→ Task statement
Omit the pictures and output every entry below exactly as written.
### Data for this task
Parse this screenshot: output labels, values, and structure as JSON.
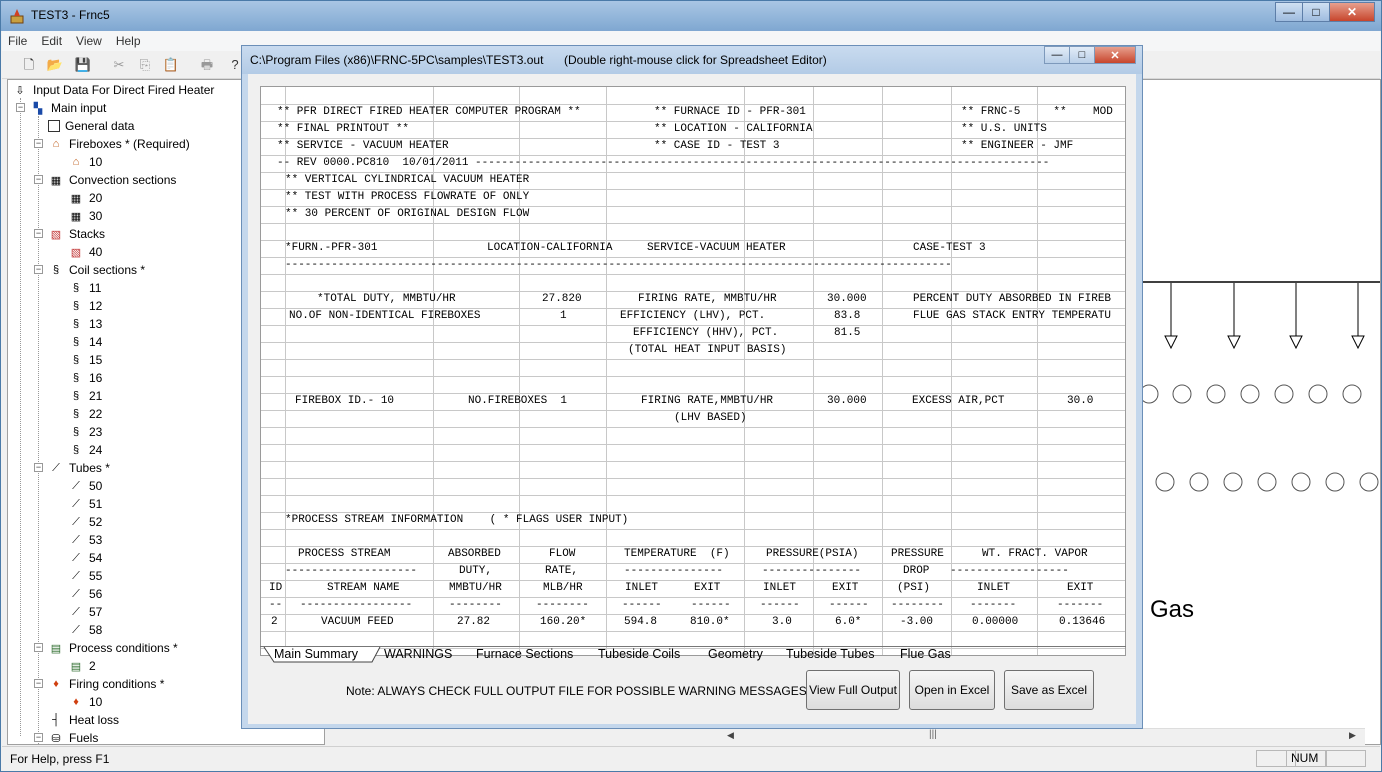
{
  "window": {
    "title": "TEST3 - Frnc5",
    "min": "—",
    "max": "□",
    "close": "✕"
  },
  "menu": [
    "File",
    "Edit",
    "View",
    "Help"
  ],
  "tree": {
    "root": "Input Data For Direct Fired Heater",
    "main_input": "Main input",
    "general_data": "General data",
    "fireboxes": "Fireboxes * (Required)",
    "firebox_items": [
      "10"
    ],
    "convection": "Convection sections",
    "convection_items": [
      "20",
      "30"
    ],
    "stacks": "Stacks",
    "stack_items": [
      "40"
    ],
    "coils": "Coil sections *",
    "coil_items": [
      "11",
      "12",
      "13",
      "14",
      "15",
      "16",
      "21",
      "22",
      "23",
      "24"
    ],
    "tubes": "Tubes *",
    "tube_items": [
      "50",
      "51",
      "52",
      "53",
      "54",
      "55",
      "56",
      "57",
      "58"
    ],
    "process": "Process conditions *",
    "process_items": [
      "2"
    ],
    "firing": "Firing conditions *",
    "firing_items": [
      "10"
    ],
    "heat_loss": "Heat loss",
    "fuels": "Fuels"
  },
  "diagram": {
    "label": "Gas"
  },
  "child": {
    "title": "C:\\Program Files (x86)\\FRNC-5PC\\samples\\TEST3.out",
    "hint": "(Double right-mouse click for Spreadsheet Editor)",
    "footer_note": "Note:  ALWAYS CHECK FULL OUTPUT FILE FOR POSSIBLE WARNING MESSAGES.",
    "buttons": {
      "view_full": "View Full Output",
      "open_excel": "Open in Excel",
      "save_excel": "Save as Excel"
    },
    "tabs": [
      "Main Summary",
      "WARNINGS",
      "Furnace Sections",
      "Tubeside Coils",
      "Geometry",
      "Tubeside Tubes",
      "Flue Gas"
    ]
  },
  "sheet": {
    "lines": {
      "h1": "** PFR DIRECT FIRED HEATER COMPUTER PROGRAM **",
      "h2": "** FURNACE ID - PFR-301",
      "h3": "** FRNC-5     **    MOD",
      "h4": "** FINAL PRINTOUT **",
      "h5": "** LOCATION - CALIFORNIA",
      "h6": "** U.S. UNITS",
      "h7": "** SERVICE - VACUUM HEATER",
      "h8": "** CASE ID - TEST 3",
      "h9": "** ENGINEER - JMF",
      "rev": "-- REV 0000.PC810  10/01/2011 ---------------------------------------------------------------------------------------",
      "c1": "** VERTICAL CYLINDRICAL VACUUM HEATER",
      "c2": "** TEST WITH PROCESS FLOWRATE OF ONLY",
      "c3": "** 30 PERCENT OF ORIGINAL DESIGN FLOW",
      "furn": "*FURN.-PFR-301",
      "loc": "LOCATION-CALIFORNIA",
      "serv": "SERVICE-VACUUM HEATER",
      "case": "CASE-TEST 3",
      "dash2": "-----------------------------------------------------------------------------------------------------",
      "total_duty_lbl": "*TOTAL DUTY, MMBTU/HR",
      "total_duty": "27.820",
      "firing_rate_lbl": "FIRING RATE, MMBTU/HR",
      "firing_rate": "30.000",
      "pct_duty_lbl": "PERCENT DUTY ABSORBED IN FIREB",
      "nonid_lbl": "NO.OF NON-IDENTICAL FIREBOXES",
      "nonid": "1",
      "eff_lhv_lbl": "EFFICIENCY (LHV), PCT.",
      "eff_lhv": "83.8",
      "flue_lbl": "FLUE GAS STACK ENTRY TEMPERATU",
      "eff_hhv_lbl": "EFFICIENCY (HHV), PCT.",
      "eff_hhv": "81.5",
      "basis": "(TOTAL HEAT INPUT BASIS)",
      "fb_id": "FIREBOX ID.- 10",
      "fb_no": "NO.FIREBOXES  1",
      "fb_rate_lbl": "FIRING RATE,MMBTU/HR",
      "fb_rate": "30.000",
      "excess_lbl": "EXCESS AIR,PCT",
      "excess": "30.0",
      "lhv_based": "(LHV BASED)",
      "proc_info": "*PROCESS STREAM INFORMATION    ( * FLAGS USER INPUT)"
    },
    "table_head1": [
      "PROCESS STREAM",
      "ABSORBED",
      "FLOW",
      "TEMPERATURE  (F)",
      "PRESSURE(PSIA)",
      "PRESSURE",
      "WT. FRACT. VAPOR"
    ],
    "table_head2": [
      "--------------------",
      "DUTY,",
      "RATE,",
      "---------------",
      "---------------",
      "DROP",
      "------------------"
    ],
    "table_head3": [
      "ID",
      "STREAM NAME",
      "MMBTU/HR",
      "MLB/HR",
      "INLET",
      "EXIT",
      "INLET",
      "EXIT",
      "(PSI)",
      "INLET",
      "EXIT"
    ],
    "table_dash": [
      "--",
      "-----------------",
      "--------",
      "--------",
      "------",
      "------",
      "------",
      "------",
      "--------",
      "-------",
      "-------"
    ],
    "table_row": [
      "2",
      "VACUUM FEED",
      "27.82",
      "160.20*",
      "594.8",
      "810.0*",
      "3.0",
      "6.0*",
      "-3.00",
      "0.00000",
      "0.13646"
    ]
  },
  "status": {
    "help": "For Help, press F1",
    "num": "NUM"
  }
}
######
→ Correct result
Parse this screenshot: output labels, values, and structure as JSON.
{
  "window": {
    "title": "TEST3 - Frnc5",
    "min": "—",
    "max": "□",
    "close": "✕"
  },
  "menu": [
    "File",
    "Edit",
    "View",
    "Help"
  ],
  "tree": {
    "root": "Input Data For Direct Fired Heater",
    "main_input": "Main input",
    "general_data": "General data",
    "fireboxes": "Fireboxes * (Required)",
    "firebox_items": [
      "10"
    ],
    "convection": "Convection sections",
    "convection_items": [
      "20",
      "30"
    ],
    "stacks": "Stacks",
    "stack_items": [
      "40"
    ],
    "coils": "Coil sections *",
    "coil_items": [
      "11",
      "12",
      "13",
      "14",
      "15",
      "16",
      "21",
      "22",
      "23",
      "24"
    ],
    "tubes": "Tubes *",
    "tube_items": [
      "50",
      "51",
      "52",
      "53",
      "54",
      "55",
      "56",
      "57",
      "58"
    ],
    "process": "Process conditions *",
    "process_items": [
      "2"
    ],
    "firing": "Firing conditions *",
    "firing_items": [
      "10"
    ],
    "heat_loss": "Heat loss",
    "fuels": "Fuels"
  },
  "diagram": {
    "label": "Gas"
  },
  "child": {
    "title": "C:\\Program Files (x86)\\FRNC-5PC\\samples\\TEST3.out",
    "hint": "(Double right-mouse click for Spreadsheet Editor)",
    "footer_note": "Note:  ALWAYS CHECK FULL OUTPUT FILE FOR POSSIBLE WARNING MESSAGES.",
    "buttons": {
      "view_full": "View Full Output",
      "open_excel": "Open in Excel",
      "save_excel": "Save as Excel"
    },
    "tabs": [
      "Main Summary",
      "WARNINGS",
      "Furnace Sections",
      "Tubeside Coils",
      "Geometry",
      "Tubeside Tubes",
      "Flue Gas"
    ]
  },
  "sheet": {
    "lines": {
      "h1": "** PFR DIRECT FIRED HEATER COMPUTER PROGRAM **",
      "h2": "** FURNACE ID - PFR-301",
      "h3": "** FRNC-5     **    MOD",
      "h4": "** FINAL PRINTOUT **",
      "h5": "** LOCATION - CALIFORNIA",
      "h6": "** U.S. UNITS",
      "h7": "** SERVICE - VACUUM HEATER",
      "h8": "** CASE ID - TEST 3",
      "h9": "** ENGINEER - JMF",
      "rev": "-- REV 0000.PC810  10/01/2011 ---------------------------------------------------------------------------------------",
      "c1": "** VERTICAL CYLINDRICAL VACUUM HEATER",
      "c2": "** TEST WITH PROCESS FLOWRATE OF ONLY",
      "c3": "** 30 PERCENT OF ORIGINAL DESIGN FLOW",
      "furn": "*FURN.-PFR-301",
      "loc": "LOCATION-CALIFORNIA",
      "serv": "SERVICE-VACUUM HEATER",
      "case": "CASE-TEST 3",
      "dash2": "-----------------------------------------------------------------------------------------------------",
      "total_duty_lbl": "*TOTAL DUTY, MMBTU/HR",
      "total_duty": "27.820",
      "firing_rate_lbl": "FIRING RATE, MMBTU/HR",
      "firing_rate": "30.000",
      "pct_duty_lbl": "PERCENT DUTY ABSORBED IN FIREB",
      "nonid_lbl": "NO.OF NON-IDENTICAL FIREBOXES",
      "nonid": "1",
      "eff_lhv_lbl": "EFFICIENCY (LHV), PCT.",
      "eff_lhv": "83.8",
      "flue_lbl": "FLUE GAS STACK ENTRY TEMPERATU",
      "eff_hhv_lbl": "EFFICIENCY (HHV), PCT.",
      "eff_hhv": "81.5",
      "basis": "(TOTAL HEAT INPUT BASIS)",
      "fb_id": "FIREBOX ID.- 10",
      "fb_no": "NO.FIREBOXES  1",
      "fb_rate_lbl": "FIRING RATE,MMBTU/HR",
      "fb_rate": "30.000",
      "excess_lbl": "EXCESS AIR,PCT",
      "excess": "30.0",
      "lhv_based": "(LHV BASED)",
      "proc_info": "*PROCESS STREAM INFORMATION    ( * FLAGS USER INPUT)"
    },
    "table_head1": [
      "PROCESS STREAM",
      "ABSORBED",
      "FLOW",
      "TEMPERATURE  (F)",
      "PRESSURE(PSIA)",
      "PRESSURE",
      "WT. FRACT. VAPOR"
    ],
    "table_head2": [
      "--------------------",
      "DUTY,",
      "RATE,",
      "---------------",
      "---------------",
      "DROP",
      "------------------"
    ],
    "table_head3": [
      "ID",
      "STREAM NAME",
      "MMBTU/HR",
      "MLB/HR",
      "INLET",
      "EXIT",
      "INLET",
      "EXIT",
      "(PSI)",
      "INLET",
      "EXIT"
    ],
    "table_dash": [
      "--",
      "-----------------",
      "--------",
      "--------",
      "------",
      "------",
      "------",
      "------",
      "--------",
      "-------",
      "-------"
    ],
    "table_row": [
      "2",
      "VACUUM FEED",
      "27.82",
      "160.20*",
      "594.8",
      "810.0*",
      "3.0",
      "6.0*",
      "-3.00",
      "0.00000",
      "0.13646"
    ]
  },
  "status": {
    "help": "For Help, press F1",
    "num": "NUM"
  }
}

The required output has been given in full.